# Exercise
With the pictures left out, return exactly the lines from the one containing "Enumerate this screenshot's" through the end of the listing below.

# Data items

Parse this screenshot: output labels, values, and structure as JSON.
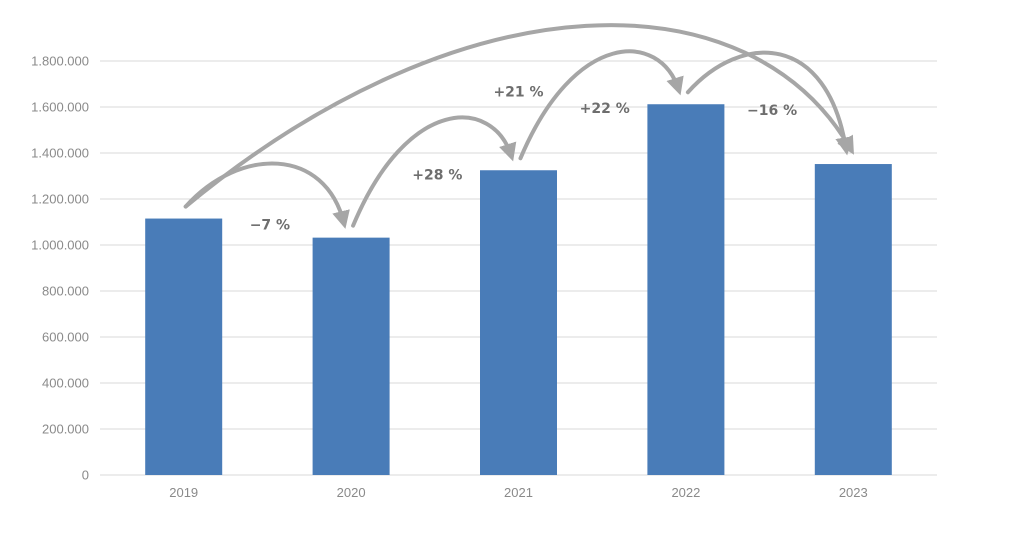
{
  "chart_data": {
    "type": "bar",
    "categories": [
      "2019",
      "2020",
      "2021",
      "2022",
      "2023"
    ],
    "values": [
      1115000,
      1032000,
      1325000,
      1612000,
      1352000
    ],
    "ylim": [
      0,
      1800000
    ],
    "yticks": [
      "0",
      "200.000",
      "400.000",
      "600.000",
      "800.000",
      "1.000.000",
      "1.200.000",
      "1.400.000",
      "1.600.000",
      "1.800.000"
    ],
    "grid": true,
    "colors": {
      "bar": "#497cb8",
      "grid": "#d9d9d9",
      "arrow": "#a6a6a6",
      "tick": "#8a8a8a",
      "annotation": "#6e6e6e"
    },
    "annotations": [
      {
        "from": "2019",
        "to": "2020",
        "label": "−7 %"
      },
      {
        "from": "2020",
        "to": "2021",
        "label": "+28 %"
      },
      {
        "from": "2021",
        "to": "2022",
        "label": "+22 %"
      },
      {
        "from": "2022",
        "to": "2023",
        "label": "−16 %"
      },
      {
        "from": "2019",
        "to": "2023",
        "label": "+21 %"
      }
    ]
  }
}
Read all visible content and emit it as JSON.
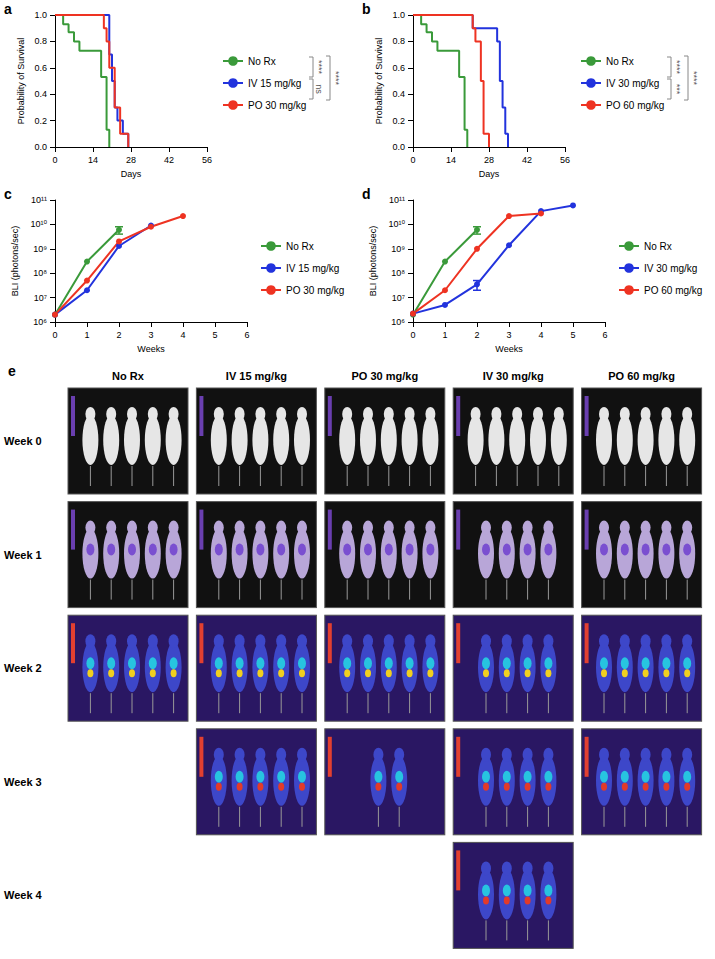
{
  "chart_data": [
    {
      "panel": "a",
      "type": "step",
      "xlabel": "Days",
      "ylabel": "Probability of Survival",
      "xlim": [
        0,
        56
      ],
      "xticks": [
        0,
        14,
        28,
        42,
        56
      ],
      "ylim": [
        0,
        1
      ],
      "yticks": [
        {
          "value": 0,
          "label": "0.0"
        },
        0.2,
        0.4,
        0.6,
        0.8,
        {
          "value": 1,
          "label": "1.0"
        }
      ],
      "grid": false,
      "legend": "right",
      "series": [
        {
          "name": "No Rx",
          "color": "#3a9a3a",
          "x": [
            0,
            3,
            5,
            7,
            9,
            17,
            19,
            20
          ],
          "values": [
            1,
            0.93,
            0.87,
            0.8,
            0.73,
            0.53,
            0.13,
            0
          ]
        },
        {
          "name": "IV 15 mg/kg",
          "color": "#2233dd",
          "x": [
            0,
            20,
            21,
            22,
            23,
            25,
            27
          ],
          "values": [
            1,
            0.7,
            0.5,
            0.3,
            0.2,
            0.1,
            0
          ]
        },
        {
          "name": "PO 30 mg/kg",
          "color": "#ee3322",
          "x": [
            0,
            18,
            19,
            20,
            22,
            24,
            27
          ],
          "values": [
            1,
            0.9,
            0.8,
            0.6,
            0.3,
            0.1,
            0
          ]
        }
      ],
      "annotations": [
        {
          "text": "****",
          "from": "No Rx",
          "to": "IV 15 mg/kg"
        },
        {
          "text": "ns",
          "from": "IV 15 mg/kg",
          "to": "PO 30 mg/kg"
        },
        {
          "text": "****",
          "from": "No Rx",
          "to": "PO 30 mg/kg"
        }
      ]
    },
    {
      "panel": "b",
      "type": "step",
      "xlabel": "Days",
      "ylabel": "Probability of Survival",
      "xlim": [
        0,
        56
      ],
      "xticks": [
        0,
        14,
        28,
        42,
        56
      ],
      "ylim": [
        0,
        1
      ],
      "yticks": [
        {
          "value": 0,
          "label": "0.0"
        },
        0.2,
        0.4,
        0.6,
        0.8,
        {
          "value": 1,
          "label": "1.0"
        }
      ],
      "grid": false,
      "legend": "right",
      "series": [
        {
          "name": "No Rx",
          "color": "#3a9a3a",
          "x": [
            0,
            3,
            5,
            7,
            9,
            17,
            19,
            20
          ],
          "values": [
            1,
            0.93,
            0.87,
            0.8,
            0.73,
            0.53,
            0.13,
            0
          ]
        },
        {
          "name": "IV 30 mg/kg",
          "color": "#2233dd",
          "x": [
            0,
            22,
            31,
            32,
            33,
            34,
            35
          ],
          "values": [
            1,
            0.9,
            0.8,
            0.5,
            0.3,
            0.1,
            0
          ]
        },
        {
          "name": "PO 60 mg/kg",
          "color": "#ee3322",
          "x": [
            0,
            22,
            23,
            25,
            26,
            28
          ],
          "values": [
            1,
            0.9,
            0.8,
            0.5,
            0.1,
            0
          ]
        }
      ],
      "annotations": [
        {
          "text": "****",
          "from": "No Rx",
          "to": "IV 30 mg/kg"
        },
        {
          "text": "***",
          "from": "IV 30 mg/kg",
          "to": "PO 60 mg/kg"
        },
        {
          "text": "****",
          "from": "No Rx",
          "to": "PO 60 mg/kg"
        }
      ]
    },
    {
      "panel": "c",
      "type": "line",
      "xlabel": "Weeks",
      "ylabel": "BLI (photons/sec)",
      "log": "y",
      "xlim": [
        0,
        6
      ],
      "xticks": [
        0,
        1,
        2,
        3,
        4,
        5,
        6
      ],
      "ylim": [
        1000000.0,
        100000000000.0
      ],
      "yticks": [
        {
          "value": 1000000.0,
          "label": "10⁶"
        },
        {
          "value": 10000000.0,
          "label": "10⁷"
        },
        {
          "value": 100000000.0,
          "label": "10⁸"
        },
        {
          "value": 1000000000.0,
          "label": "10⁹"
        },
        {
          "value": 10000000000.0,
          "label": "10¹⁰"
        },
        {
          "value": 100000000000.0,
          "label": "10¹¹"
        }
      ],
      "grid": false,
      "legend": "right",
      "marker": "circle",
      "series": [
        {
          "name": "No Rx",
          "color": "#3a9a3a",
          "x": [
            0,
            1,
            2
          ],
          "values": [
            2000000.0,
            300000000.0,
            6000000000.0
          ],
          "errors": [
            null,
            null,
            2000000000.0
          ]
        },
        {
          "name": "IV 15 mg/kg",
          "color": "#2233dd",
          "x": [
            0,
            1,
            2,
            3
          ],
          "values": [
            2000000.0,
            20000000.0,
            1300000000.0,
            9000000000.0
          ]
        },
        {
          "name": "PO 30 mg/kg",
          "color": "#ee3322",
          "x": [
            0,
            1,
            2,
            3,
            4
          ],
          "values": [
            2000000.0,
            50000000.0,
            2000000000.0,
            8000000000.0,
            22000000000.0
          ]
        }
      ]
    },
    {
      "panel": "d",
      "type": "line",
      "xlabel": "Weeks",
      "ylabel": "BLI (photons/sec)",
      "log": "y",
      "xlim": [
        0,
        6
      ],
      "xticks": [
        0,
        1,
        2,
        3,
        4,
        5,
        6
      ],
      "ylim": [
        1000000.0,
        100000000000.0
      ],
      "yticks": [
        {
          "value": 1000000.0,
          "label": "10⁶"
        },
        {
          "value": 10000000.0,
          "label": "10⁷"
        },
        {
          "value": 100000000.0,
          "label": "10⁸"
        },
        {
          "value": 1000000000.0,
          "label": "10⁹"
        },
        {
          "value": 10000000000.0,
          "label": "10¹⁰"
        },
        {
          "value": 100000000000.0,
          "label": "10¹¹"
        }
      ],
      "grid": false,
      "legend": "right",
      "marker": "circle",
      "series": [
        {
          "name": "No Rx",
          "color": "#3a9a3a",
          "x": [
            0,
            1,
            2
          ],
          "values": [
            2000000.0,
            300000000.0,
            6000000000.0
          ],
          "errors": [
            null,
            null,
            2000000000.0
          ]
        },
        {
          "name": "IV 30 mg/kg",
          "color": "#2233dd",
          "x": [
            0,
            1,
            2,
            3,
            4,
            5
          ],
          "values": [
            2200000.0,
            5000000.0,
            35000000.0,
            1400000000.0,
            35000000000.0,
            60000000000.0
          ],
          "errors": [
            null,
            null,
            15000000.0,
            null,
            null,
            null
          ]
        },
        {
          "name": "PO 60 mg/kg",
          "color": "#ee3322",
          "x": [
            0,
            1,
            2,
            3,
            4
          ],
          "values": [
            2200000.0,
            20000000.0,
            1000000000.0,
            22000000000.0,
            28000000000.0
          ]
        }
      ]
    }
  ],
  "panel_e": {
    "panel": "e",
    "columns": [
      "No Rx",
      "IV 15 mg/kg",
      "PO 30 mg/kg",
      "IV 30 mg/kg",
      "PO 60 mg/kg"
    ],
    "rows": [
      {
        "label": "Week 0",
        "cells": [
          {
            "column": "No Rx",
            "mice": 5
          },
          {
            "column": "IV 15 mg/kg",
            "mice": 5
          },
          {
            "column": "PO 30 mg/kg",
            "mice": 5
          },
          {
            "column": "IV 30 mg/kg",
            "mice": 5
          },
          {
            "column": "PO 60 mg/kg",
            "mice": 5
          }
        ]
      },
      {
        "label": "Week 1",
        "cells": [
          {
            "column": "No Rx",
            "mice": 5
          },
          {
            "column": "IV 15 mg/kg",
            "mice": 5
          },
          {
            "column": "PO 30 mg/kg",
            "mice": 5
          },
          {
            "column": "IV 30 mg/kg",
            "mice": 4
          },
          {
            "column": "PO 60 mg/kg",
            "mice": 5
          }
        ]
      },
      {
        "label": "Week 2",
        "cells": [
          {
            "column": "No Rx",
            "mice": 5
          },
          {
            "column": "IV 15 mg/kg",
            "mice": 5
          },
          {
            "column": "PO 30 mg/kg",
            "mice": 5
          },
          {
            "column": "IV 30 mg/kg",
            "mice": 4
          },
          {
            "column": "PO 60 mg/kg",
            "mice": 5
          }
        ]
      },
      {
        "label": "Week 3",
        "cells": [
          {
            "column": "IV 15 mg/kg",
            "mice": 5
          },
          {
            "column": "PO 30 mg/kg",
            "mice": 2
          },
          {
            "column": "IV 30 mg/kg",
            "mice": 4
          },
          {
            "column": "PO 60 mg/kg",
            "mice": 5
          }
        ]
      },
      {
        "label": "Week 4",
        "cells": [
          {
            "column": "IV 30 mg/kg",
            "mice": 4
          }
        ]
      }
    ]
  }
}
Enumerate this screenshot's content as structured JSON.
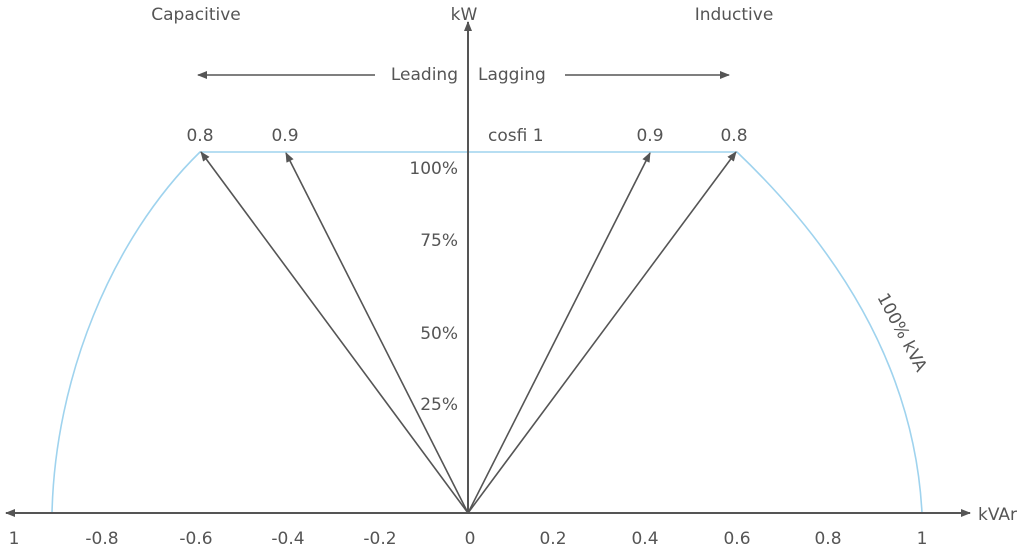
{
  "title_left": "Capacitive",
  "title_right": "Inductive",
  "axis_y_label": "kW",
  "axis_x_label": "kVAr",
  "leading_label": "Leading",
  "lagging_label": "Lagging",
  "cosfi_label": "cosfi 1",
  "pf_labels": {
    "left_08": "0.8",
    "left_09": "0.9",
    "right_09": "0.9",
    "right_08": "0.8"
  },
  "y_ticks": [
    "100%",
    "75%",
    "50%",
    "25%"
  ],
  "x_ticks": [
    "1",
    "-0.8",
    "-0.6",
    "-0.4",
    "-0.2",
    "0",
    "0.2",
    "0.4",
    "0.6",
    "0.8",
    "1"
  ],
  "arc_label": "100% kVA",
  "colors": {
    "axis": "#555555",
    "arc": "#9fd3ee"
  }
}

# Correct result
Enumerate this screenshot's content as structured JSON.
{
  "title_left": "Capacitive",
  "title_right": "Inductive",
  "axis_y_label": "kW",
  "axis_x_label": "kVAr",
  "leading_label": "Leading",
  "lagging_label": "Lagging",
  "cosfi_label": "cosfi 1",
  "pf_labels": {
    "left_08": "0.8",
    "left_09": "0.9",
    "right_09": "0.9",
    "right_08": "0.8"
  },
  "y_ticks": [
    "100%",
    "75%",
    "50%",
    "25%"
  ],
  "x_ticks": [
    "1",
    "-0.8",
    "-0.6",
    "-0.4",
    "-0.2",
    "0",
    "0.2",
    "0.4",
    "0.6",
    "0.8",
    "1"
  ],
  "arc_label": "100% kVA",
  "colors": {
    "axis": "#555555",
    "arc": "#9fd3ee"
  }
}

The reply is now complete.